- Stated exercise
Count the lines below that contain the word "temp", and report only that number.

───── Provided data ─────

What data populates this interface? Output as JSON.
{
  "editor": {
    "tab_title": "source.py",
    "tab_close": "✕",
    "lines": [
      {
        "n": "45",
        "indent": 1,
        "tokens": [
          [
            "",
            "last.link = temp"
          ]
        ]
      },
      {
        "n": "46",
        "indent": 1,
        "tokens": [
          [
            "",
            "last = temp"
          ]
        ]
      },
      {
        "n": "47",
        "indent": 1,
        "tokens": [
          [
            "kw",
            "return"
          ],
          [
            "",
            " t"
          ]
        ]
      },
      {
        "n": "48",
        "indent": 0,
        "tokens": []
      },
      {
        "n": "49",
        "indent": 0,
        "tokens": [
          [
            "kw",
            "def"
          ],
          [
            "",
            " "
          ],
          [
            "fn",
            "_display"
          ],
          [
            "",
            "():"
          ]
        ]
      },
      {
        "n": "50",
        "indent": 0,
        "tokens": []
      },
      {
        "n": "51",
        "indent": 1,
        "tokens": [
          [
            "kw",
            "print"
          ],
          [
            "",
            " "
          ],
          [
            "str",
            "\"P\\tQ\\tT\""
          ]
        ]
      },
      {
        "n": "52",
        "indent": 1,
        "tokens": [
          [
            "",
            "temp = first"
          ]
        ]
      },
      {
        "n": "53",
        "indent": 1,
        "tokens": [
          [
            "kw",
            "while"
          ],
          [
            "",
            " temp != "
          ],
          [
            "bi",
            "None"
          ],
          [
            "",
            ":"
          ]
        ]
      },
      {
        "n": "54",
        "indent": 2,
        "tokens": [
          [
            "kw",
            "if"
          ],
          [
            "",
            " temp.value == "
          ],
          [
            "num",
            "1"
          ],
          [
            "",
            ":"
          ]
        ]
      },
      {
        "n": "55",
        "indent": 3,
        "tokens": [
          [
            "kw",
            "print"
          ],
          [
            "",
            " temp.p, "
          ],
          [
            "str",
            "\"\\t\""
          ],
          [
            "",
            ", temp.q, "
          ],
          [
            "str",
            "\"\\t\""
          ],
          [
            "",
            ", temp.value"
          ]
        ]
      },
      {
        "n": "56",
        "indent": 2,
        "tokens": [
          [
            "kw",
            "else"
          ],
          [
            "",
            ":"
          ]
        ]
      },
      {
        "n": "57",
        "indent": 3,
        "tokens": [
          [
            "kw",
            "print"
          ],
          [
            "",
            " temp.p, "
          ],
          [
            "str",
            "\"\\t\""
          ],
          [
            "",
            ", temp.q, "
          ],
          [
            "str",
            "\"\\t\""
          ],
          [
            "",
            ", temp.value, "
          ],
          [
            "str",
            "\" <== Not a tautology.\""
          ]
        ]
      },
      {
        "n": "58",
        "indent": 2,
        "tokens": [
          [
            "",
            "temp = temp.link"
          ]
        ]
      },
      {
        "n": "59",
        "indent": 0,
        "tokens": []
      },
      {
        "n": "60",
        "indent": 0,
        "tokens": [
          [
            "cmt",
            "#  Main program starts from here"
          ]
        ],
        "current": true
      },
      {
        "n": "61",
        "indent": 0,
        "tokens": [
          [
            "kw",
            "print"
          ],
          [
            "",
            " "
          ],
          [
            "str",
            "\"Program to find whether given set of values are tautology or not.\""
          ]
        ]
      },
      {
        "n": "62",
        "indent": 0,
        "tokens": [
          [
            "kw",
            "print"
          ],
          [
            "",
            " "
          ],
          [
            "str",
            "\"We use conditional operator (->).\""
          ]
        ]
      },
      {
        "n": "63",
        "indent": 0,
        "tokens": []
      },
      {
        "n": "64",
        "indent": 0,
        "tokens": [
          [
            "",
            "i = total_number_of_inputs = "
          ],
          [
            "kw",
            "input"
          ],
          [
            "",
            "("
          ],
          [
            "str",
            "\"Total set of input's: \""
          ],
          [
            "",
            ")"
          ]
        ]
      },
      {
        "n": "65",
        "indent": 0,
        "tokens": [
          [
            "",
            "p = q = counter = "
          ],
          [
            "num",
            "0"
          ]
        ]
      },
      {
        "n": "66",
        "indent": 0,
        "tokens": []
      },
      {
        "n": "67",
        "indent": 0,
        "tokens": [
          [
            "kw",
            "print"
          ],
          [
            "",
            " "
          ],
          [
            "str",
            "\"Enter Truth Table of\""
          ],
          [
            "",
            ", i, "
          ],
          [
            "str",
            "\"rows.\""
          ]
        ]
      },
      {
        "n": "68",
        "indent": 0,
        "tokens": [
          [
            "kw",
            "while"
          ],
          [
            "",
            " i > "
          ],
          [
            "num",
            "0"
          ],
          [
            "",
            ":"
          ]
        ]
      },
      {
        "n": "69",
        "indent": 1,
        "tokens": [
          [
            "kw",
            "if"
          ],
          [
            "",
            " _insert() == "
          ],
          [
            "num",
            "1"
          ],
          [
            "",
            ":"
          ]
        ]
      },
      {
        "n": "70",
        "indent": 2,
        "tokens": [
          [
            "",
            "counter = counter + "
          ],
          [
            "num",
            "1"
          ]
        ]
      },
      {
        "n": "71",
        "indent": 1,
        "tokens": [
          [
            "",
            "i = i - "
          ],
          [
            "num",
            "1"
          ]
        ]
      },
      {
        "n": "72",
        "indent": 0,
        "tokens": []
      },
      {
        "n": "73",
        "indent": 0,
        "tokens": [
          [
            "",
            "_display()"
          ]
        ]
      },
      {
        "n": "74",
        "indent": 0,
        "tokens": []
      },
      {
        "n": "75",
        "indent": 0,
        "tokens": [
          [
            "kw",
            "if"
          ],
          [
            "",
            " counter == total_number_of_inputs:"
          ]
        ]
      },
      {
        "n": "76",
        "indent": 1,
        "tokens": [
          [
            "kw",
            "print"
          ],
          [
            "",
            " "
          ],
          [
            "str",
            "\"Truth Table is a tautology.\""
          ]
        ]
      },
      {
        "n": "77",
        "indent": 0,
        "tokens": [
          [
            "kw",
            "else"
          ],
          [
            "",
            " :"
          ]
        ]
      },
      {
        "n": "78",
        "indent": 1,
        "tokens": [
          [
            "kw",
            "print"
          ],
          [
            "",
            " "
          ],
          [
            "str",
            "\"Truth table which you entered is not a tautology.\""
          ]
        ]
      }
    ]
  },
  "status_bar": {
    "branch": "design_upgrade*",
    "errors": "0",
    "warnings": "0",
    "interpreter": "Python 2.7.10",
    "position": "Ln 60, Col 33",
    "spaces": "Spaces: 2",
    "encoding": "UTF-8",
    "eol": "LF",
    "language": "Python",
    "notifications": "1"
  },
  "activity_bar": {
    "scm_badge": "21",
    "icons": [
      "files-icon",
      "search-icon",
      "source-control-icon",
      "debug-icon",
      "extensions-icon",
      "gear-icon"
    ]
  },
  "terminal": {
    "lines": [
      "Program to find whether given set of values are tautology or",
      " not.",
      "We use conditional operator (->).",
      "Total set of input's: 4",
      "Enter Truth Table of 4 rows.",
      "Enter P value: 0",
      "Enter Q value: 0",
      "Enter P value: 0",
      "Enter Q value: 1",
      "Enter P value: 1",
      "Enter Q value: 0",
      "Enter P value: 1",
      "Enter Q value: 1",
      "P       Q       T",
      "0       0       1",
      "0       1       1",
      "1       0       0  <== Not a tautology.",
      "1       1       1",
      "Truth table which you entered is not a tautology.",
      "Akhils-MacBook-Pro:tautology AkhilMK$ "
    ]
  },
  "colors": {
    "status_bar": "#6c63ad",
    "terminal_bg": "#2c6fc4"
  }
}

─────

- Exercise output
12